→ **SOURCE DATA**:
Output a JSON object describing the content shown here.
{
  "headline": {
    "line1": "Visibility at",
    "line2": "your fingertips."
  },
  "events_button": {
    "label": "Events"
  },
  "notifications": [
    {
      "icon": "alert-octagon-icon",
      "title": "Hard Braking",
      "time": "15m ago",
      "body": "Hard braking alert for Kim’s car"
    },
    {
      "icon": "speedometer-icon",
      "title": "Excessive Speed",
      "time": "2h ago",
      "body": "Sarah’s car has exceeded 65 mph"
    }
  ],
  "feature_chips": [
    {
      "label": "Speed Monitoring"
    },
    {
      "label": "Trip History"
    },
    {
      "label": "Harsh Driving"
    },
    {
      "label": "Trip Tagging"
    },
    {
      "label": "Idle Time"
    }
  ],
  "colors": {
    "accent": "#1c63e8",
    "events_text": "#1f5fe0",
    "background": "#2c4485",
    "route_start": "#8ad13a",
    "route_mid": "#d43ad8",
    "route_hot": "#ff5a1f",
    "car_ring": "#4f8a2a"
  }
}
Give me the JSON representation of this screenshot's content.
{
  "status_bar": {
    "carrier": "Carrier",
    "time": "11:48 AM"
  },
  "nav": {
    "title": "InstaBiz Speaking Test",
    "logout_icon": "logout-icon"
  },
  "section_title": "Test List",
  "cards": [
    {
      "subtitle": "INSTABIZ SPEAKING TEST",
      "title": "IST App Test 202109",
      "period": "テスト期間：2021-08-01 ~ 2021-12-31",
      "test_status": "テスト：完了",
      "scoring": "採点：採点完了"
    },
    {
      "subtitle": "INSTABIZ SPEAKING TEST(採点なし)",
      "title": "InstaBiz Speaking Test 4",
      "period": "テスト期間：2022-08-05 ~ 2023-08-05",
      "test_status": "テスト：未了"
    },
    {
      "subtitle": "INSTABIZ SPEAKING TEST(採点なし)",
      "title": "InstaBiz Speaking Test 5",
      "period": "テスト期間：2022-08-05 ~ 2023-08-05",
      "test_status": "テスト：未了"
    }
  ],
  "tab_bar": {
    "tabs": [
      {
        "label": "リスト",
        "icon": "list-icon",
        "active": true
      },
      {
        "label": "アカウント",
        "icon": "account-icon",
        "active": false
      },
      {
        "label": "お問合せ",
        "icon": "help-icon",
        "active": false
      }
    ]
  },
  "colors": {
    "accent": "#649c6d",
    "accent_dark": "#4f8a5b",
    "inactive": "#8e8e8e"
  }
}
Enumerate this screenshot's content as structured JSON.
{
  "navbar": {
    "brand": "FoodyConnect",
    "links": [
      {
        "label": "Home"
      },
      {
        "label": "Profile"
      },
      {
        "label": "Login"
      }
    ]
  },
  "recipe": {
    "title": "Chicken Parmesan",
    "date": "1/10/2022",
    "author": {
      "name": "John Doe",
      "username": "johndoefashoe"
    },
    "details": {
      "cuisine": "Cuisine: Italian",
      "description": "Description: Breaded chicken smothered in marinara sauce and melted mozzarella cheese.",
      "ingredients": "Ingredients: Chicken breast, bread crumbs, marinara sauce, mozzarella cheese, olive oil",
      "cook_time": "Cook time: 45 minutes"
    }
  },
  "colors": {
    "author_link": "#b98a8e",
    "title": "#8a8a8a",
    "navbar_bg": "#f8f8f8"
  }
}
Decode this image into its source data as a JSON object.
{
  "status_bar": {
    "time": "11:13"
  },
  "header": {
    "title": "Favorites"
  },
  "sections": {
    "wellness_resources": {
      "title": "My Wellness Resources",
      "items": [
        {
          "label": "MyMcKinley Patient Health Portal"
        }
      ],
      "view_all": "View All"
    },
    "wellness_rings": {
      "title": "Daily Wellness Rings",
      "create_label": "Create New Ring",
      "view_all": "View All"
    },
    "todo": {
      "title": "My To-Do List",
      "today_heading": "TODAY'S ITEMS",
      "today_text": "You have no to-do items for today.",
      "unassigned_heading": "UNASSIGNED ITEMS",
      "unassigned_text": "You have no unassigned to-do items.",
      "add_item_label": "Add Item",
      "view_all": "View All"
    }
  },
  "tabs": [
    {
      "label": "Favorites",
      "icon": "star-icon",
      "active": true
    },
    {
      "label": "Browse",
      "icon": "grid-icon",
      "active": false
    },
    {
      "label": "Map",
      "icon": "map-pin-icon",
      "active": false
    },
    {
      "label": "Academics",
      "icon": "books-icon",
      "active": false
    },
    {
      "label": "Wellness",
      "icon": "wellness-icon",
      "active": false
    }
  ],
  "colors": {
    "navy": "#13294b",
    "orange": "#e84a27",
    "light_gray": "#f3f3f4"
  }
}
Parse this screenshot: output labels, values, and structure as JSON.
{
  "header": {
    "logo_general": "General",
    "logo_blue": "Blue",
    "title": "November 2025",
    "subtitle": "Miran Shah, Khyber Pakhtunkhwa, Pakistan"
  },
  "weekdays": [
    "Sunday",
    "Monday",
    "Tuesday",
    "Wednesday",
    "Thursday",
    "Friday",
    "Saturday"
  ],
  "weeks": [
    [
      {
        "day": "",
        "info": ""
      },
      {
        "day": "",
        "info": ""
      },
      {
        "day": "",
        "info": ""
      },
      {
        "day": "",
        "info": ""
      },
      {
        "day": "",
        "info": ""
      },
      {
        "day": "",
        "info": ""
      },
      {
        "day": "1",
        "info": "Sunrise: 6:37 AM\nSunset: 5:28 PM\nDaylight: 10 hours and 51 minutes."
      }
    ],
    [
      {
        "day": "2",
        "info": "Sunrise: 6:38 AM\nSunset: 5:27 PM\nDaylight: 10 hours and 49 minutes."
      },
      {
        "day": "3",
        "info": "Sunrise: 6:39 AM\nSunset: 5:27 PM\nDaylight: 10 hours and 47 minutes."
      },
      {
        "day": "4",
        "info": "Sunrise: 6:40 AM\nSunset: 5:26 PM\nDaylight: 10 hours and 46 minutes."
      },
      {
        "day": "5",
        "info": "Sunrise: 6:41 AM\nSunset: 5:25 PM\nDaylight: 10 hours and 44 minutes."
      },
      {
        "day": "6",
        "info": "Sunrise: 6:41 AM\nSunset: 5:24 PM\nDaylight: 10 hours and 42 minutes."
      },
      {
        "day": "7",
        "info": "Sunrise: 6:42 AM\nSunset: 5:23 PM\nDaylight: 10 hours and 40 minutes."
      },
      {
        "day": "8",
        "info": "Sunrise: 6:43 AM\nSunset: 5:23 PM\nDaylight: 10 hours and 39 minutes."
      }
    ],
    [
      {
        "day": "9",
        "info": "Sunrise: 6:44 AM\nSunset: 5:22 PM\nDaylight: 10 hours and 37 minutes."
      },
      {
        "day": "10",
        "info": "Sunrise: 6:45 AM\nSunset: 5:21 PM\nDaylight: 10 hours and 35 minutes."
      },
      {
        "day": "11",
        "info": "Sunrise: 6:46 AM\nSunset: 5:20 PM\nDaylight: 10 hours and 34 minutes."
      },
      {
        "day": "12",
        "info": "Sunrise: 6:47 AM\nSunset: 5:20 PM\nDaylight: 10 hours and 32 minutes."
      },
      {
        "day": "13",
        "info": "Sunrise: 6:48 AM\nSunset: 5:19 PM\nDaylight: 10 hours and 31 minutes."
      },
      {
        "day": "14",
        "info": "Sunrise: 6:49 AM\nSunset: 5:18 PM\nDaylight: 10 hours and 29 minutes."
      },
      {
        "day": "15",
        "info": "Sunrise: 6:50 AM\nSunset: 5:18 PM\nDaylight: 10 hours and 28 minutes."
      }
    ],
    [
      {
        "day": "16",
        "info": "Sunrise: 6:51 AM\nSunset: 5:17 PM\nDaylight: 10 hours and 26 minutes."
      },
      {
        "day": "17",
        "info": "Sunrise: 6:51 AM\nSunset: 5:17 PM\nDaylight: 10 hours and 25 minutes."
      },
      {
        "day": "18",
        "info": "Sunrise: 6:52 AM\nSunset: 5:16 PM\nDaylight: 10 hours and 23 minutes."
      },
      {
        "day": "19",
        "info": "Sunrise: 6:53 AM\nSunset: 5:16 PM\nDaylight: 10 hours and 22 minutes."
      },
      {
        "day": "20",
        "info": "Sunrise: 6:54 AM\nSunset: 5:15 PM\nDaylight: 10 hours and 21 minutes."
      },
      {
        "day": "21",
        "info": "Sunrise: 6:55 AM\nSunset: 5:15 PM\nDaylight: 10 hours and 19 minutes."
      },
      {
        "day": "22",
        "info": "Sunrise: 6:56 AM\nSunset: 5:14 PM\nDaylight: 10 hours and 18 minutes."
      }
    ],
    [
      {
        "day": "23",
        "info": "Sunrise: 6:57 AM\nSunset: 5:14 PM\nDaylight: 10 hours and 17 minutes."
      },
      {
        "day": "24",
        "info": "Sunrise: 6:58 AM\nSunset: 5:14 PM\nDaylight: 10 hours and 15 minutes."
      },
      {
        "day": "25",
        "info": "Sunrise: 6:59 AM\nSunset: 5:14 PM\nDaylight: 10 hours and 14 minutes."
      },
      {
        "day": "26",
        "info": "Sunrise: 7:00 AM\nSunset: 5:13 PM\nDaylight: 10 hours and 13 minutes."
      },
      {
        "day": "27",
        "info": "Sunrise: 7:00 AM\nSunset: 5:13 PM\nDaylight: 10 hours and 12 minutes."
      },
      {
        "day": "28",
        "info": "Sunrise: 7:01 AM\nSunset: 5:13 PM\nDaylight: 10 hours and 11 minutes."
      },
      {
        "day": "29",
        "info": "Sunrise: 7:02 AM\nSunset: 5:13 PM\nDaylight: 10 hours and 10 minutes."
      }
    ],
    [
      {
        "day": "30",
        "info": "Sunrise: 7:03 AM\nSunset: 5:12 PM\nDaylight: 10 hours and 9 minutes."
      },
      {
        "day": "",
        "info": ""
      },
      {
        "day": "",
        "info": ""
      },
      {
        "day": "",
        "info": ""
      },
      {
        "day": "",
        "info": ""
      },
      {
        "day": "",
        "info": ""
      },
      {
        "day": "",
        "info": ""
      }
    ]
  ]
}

→ **WHAT TO PRODUCE**:
Return each line in the records that holds the string "this".

→ **EXERCISE ANSWER**:
Give me the JSON representation of this screenshot's content.
Enumerate this screenshot's content as structured JSON.
Decode this image into its source data as a JSON object.
Parse this screenshot: output labels, values, and structure as JSON.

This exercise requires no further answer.